List all lines of the data that include the string "Company".

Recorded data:
■ ■ ■ ■
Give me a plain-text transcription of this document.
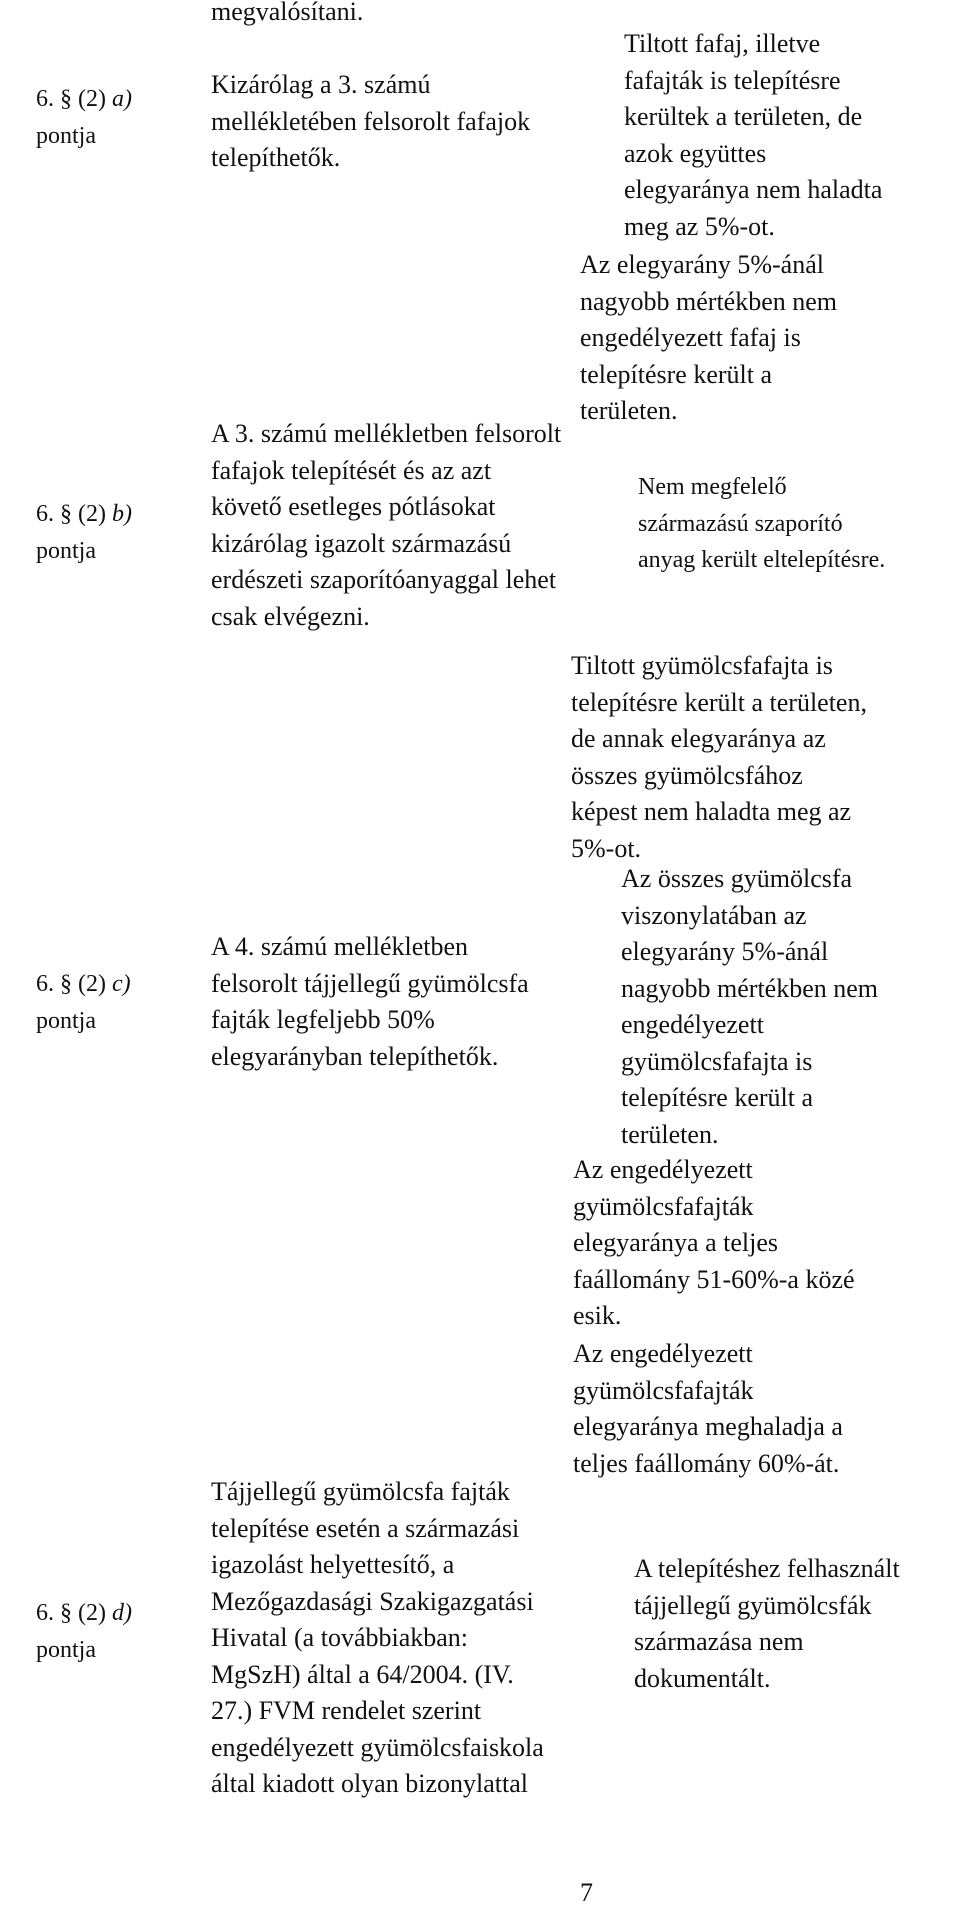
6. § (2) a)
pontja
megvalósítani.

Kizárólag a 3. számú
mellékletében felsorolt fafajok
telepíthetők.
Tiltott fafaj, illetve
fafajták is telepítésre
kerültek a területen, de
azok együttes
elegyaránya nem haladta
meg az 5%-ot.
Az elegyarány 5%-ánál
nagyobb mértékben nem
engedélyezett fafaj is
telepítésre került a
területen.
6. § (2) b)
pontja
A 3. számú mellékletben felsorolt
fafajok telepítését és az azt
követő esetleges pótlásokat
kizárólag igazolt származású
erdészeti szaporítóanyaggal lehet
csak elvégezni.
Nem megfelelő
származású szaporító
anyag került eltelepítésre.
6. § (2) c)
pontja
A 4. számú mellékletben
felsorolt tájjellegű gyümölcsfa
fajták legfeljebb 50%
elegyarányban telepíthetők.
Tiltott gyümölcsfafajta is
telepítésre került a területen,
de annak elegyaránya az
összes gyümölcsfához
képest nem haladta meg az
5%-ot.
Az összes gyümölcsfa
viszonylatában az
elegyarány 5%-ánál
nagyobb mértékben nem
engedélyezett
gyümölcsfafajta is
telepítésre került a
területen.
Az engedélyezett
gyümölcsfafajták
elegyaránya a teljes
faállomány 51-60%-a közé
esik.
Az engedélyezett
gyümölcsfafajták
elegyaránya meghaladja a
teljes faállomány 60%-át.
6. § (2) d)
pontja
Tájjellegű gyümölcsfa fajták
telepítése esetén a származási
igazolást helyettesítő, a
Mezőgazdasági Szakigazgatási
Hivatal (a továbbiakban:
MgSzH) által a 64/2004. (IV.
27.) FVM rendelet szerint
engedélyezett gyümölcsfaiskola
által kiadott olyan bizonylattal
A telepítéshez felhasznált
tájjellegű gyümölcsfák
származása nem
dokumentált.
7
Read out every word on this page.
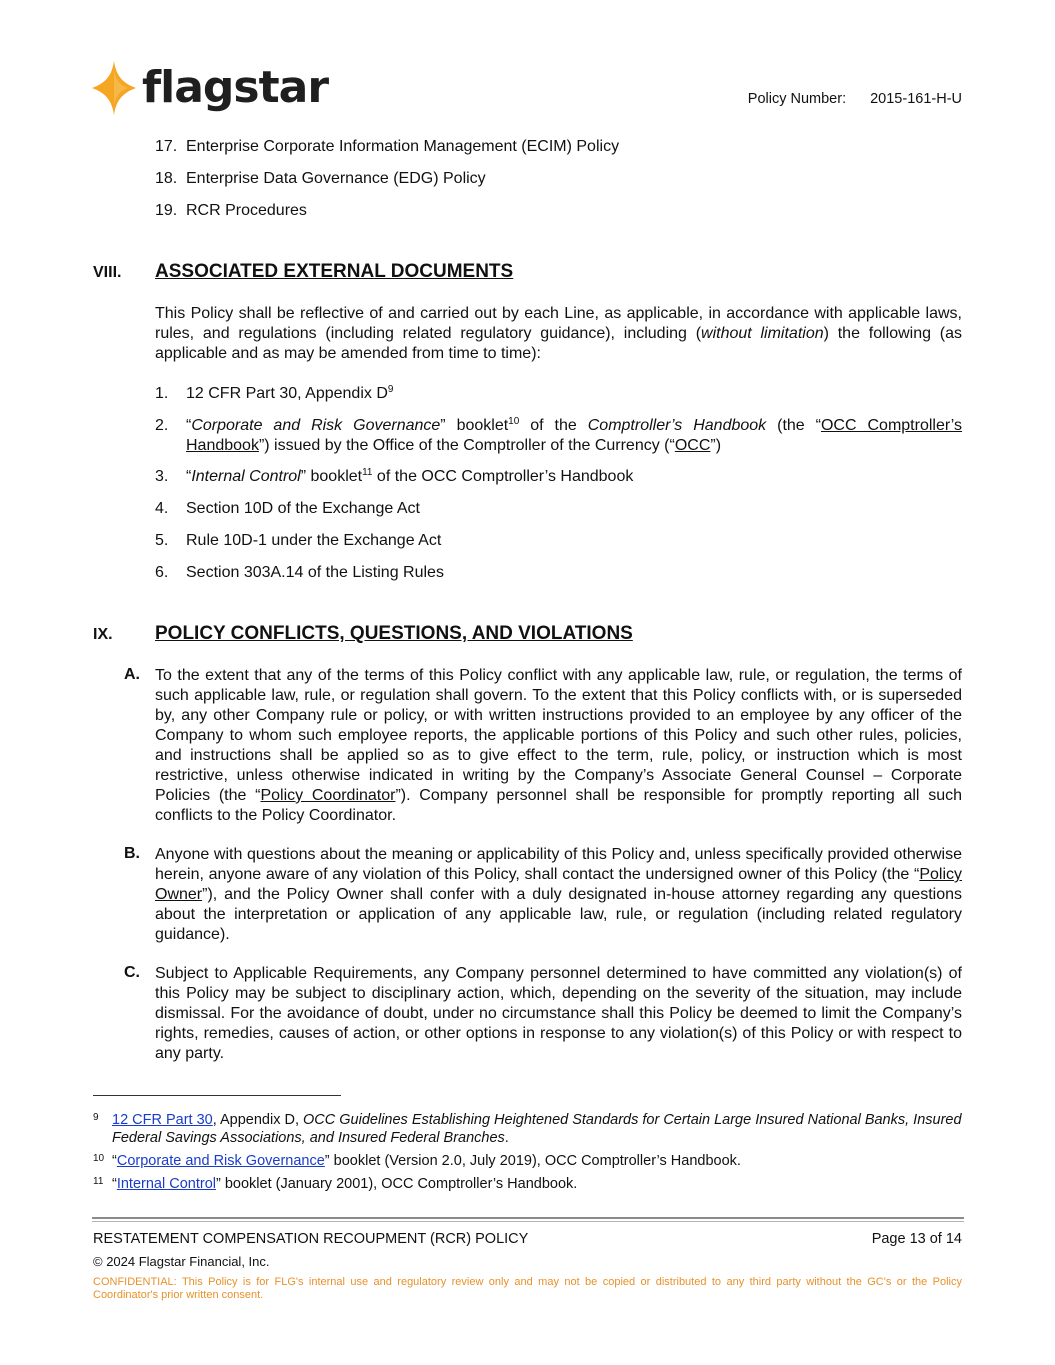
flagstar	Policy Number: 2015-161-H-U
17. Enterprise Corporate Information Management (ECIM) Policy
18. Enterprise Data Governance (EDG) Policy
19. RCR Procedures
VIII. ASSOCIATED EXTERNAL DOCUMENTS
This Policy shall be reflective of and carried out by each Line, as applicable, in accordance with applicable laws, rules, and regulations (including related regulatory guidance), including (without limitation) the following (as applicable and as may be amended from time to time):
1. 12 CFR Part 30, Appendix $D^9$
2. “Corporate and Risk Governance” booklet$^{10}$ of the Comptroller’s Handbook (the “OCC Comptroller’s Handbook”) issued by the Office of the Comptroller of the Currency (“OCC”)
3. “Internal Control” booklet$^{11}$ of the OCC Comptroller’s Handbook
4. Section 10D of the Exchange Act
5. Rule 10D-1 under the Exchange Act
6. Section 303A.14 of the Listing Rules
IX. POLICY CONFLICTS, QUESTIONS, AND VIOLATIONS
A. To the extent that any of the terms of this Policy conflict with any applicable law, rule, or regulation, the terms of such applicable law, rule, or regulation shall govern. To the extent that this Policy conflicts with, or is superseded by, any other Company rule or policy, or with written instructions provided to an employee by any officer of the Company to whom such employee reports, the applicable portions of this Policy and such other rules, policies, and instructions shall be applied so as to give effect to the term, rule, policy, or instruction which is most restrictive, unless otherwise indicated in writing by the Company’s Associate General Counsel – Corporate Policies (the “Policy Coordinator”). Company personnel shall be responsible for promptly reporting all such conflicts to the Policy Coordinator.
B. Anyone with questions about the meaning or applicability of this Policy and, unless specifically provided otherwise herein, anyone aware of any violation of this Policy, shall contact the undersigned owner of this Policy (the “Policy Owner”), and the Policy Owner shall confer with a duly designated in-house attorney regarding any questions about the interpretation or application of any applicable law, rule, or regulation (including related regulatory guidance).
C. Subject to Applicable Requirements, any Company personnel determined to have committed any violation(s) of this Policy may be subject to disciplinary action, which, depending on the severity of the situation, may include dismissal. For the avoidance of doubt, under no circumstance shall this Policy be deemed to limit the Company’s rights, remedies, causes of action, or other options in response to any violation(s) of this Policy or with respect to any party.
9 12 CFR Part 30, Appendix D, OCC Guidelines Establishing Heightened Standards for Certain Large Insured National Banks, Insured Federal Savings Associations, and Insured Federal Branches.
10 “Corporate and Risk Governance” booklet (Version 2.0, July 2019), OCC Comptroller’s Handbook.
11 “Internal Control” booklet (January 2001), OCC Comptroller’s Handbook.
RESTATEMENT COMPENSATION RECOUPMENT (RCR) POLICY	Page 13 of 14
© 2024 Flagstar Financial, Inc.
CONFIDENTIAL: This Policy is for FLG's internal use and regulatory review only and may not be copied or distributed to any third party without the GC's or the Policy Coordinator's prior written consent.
■ ■ ■ ■
• [ANSWER FOR THIS EXERCISE]
A. To the extent that any of the terms of this Policy conflict with any applicable law, rule, or regulation, the terms of such applicable law, rule, or regulation shall govern. To the extent that this Policy conflicts with, or is superseded by, any other Company rule or policy, or with written instructions provided to an employee by any officer of the Company to whom such employee reports, the applicable portions of this Policy and such other rules, policies, and instructions shall be applied so as to give effect to the term, rule, policy, or instruction which is most restrictive, unless otherwise indicated in writing by the Company’s Associate General Counsel – Corporate Policies (the “Policy Coordinator”). Company personnel shall be responsible for promptly reporting all such conflicts to the Policy Coordinator.
C. Subject to Applicable Requirements, any Company personnel determined to have committed any violation(s) of this Policy may be subject to disciplinary action, which, depending on the severity of the situation, may include dismissal. For the avoidance of doubt, under no circumstance shall this Policy be deemed to limit the Company’s rights, remedies, causes of action, or other options in response to any violation(s) of this Policy or with respect to any party.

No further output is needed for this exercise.